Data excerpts
(begin)
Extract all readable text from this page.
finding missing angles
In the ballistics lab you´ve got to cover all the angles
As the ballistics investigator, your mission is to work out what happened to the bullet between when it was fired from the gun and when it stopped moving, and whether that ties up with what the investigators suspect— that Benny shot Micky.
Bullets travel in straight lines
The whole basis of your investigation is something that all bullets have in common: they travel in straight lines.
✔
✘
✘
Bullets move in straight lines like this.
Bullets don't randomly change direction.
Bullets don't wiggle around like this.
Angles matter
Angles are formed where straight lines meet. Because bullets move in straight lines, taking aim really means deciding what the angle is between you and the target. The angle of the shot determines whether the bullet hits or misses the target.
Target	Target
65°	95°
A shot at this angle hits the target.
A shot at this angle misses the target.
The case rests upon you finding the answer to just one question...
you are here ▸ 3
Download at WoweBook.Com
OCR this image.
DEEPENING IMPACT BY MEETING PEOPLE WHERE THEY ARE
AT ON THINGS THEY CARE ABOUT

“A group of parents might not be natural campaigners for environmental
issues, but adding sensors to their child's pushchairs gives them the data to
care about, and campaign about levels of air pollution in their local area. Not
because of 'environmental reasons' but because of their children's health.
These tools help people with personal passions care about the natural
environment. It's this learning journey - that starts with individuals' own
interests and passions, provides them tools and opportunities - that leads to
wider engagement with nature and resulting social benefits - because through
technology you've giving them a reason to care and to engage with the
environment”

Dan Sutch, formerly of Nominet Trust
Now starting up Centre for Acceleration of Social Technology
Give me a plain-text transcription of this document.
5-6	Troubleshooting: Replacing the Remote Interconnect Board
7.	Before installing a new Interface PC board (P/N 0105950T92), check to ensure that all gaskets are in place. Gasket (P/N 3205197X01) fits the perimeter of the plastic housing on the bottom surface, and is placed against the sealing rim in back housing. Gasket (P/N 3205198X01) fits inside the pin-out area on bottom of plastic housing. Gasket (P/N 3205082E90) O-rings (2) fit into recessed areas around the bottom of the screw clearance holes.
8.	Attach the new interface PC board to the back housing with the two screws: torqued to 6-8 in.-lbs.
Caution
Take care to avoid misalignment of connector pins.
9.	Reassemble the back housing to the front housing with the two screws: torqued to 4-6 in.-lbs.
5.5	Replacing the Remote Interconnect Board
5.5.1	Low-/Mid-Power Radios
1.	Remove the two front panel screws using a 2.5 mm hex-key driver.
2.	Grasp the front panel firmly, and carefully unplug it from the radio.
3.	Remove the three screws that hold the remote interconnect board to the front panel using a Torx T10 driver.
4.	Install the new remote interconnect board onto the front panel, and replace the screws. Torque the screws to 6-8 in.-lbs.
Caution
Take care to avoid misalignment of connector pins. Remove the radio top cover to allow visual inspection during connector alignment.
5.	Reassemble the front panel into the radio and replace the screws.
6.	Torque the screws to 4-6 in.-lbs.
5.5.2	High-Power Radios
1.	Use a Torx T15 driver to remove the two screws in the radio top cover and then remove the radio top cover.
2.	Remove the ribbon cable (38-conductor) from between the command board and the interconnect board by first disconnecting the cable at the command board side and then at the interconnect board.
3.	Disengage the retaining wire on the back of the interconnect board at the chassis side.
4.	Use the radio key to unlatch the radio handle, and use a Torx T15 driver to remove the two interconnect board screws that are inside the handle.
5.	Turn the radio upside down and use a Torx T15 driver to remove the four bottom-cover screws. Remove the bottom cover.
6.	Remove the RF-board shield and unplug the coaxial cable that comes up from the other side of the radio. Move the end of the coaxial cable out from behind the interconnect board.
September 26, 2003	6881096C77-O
(end)
WHAT TO WORK ON
Type out the whole listing above again, exactly as it stands.

SOLUTION FOR THIS PROBLEM
Extract all readable text from this page.
finding missing angles
In the ballistics lab you´ve got to cover all the angles
As the ballistics investigator, your mission is to work out what happened to the bullet between when it was fired from the gun and when it stopped moving, and whether that ties up with what the investigators suspect— that Benny shot Micky.
Bullets travel in straight lines
The whole basis of your investigation is something that all bullets have in common: they travel in straight lines.
✔
✘
✘
Bullets move in straight lines like this.
Bullets don't randomly change direction.
Bullets don't wiggle around like this.
Angles matter
Angles are formed where straight lines meet. Because bullets move in straight lines, taking aim really means deciding what the angle is between you and the target. The angle of the shot determines whether the bullet hits or misses the target.
Target	Target
65°	95°
A shot at this angle hits the target.
A shot at this angle misses the target.
The case rests upon you finding the answer to just one question...
you are here ▸ 3
Download at WoweBook.Com
OCR this image.
DEEPENING IMPACT BY MEETING PEOPLE WHERE THEY ARE
AT ON THINGS THEY CARE ABOUT

“A group of parents might not be natural campaigners for environmental
issues, but adding sensors to their child's pushchairs gives them the data to
care about, and campaign about levels of air pollution in their local area. Not
because of 'environmental reasons' but because of their children's health.
These tools help people with personal passions care about the natural
environment. It's this learning journey - that starts with individuals' own
interests and passions, provides them tools and opportunities - that leads to
wider engagement with nature and resulting social benefits - because through
technology you've giving them a reason to care and to engage with the
environment”

Dan Sutch, formerly of Nominet Trust
Now starting up Centre for Acceleration of Social Technology
Give me a plain-text transcription of this document.
5-6	Troubleshooting: Replacing the Remote Interconnect Board
7.	Before installing a new Interface PC board (P/N 0105950T92), check to ensure that all gaskets are in place. Gasket (P/N 3205197X01) fits the perimeter of the plastic housing on the bottom surface, and is placed against the sealing rim in back housing. Gasket (P/N 3205198X01) fits inside the pin-out area on bottom of plastic housing. Gasket (P/N 3205082E90) O-rings (2) fit into recessed areas around the bottom of the screw clearance holes.
8.	Attach the new interface PC board to the back housing with the two screws: torqued to 6-8 in.-lbs.
Caution
Take care to avoid misalignment of connector pins.
9.	Reassemble the back housing to the front housing with the two screws: torqued to 4-6 in.-lbs.
5.5	Replacing the Remote Interconnect Board
5.5.1	Low-/Mid-Power Radios
1.	Remove the two front panel screws using a 2.5 mm hex-key driver.
2.	Grasp the front panel firmly, and carefully unplug it from the radio.
3.	Remove the three screws that hold the remote interconnect board to the front panel using a Torx T10 driver.
4.	Install the new remote interconnect board onto the front panel, and replace the screws. Torque the screws to 6-8 in.-lbs.
Caution
Take care to avoid misalignment of connector pins. Remove the radio top cover to allow visual inspection during connector alignment.
5.	Reassemble the front panel into the radio and replace the screws.
6.	Torque the screws to 4-6 in.-lbs.
5.5.2	High-Power Radios
1.	Use a Torx T15 driver to remove the two screws in the radio top cover and then remove the radio top cover.
2.	Remove the ribbon cable (38-conductor) from between the command board and the interconnect board by first disconnecting the cable at the command board side and then at the interconnect board.
3.	Disengage the retaining wire on the back of the interconnect board at the chassis side.
4.	Use the radio key to unlatch the radio handle, and use a Torx T15 driver to remove the two interconnect board screws that are inside the handle.
5.	Turn the radio upside down and use a Torx T15 driver to remove the four bottom-cover screws. Remove the bottom cover.
6.	Remove the RF-board shield and unplug the coaxial cable that comes up from the other side of the radio. Move the end of the coaxial cable out from behind the interconnect board.
September 26, 2003	6881096C77-O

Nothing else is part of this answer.